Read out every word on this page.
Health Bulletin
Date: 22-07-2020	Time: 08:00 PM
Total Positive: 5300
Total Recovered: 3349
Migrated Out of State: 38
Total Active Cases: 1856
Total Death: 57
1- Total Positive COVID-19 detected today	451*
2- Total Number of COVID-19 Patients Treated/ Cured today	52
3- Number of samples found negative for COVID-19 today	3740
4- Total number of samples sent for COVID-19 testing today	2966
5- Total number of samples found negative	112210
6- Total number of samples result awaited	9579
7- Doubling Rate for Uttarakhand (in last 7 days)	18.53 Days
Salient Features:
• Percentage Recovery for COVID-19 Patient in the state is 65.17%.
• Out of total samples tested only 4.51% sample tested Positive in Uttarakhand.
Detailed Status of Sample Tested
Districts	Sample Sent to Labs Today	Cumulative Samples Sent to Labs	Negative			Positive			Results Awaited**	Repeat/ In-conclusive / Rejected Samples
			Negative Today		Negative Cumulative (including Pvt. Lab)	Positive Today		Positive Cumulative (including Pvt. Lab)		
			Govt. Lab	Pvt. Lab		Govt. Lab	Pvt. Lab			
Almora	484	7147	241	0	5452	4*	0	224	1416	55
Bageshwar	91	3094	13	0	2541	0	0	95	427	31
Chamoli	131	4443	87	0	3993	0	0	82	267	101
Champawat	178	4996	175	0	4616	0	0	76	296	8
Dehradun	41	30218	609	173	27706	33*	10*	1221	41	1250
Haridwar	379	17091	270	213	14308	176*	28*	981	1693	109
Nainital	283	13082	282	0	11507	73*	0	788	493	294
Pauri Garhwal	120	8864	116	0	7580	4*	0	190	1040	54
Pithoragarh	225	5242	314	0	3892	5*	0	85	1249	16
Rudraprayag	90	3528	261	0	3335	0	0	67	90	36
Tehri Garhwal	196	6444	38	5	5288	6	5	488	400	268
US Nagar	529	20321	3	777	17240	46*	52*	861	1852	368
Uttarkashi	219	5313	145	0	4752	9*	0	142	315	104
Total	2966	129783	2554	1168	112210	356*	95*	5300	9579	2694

◆ ◆ ◆ ◆

* _ACTIVITY_
The whole listing above, restated word for word, is the required answer.

* _OUTPUT FOR THIS EXERCISE_
Read out every word on this page.
Health Bulletin
Date: 22-07-2020	Time: 08:00 PM
Total Positive: 5300
Total Recovered: 3349
Migrated Out of State: 38
Total Active Cases: 1856
Total Death: 57
1- Total Positive COVID-19 detected today	451*
2- Total Number of COVID-19 Patients Treated/ Cured today	52
3- Number of samples found negative for COVID-19 today	3740
4- Total number of samples sent for COVID-19 testing today	2966
5- Total number of samples found negative	112210
6- Total number of samples result awaited	9579
7- Doubling Rate for Uttarakhand (in last 7 days)	18.53 Days
Salient Features:
• Percentage Recovery for COVID-19 Patient in the state is 65.17%.
• Out of total samples tested only 4.51% sample tested Positive in Uttarakhand.
Detailed Status of Sample Tested
Districts	Sample Sent to Labs Today	Cumulative Samples Sent to Labs	Negative			Positive			Results Awaited**	Repeat/ In-conclusive / Rejected Samples
			Negative Today		Negative Cumulative (including Pvt. Lab)	Positive Today		Positive Cumulative (including Pvt. Lab)		
			Govt. Lab	Pvt. Lab		Govt. Lab	Pvt. Lab			
Almora	484	7147	241	0	5452	4*	0	224	1416	55
Bageshwar	91	3094	13	0	2541	0	0	95	427	31
Chamoli	131	4443	87	0	3993	0	0	82	267	101
Champawat	178	4996	175	0	4616	0	0	76	296	8
Dehradun	41	30218	609	173	27706	33*	10*	1221	41	1250
Haridwar	379	17091	270	213	14308	176*	28*	981	1693	109
Nainital	283	13082	282	0	11507	73*	0	788	493	294
Pauri Garhwal	120	8864	116	0	7580	4*	0	190	1040	54
Pithoragarh	225	5242	314	0	3892	5*	0	85	1249	16
Rudraprayag	90	3528	261	0	3335	0	0	67	90	36
Tehri Garhwal	196	6444	38	5	5288	6	5	488	400	268
US Nagar	529	20321	3	777	17240	46*	52*	861	1852	368
Uttarkashi	219	5313	145	0	4752	9*	0	142	315	104
Total	2966	129783	2554	1168	112210	356*	95*	5300	9579	2694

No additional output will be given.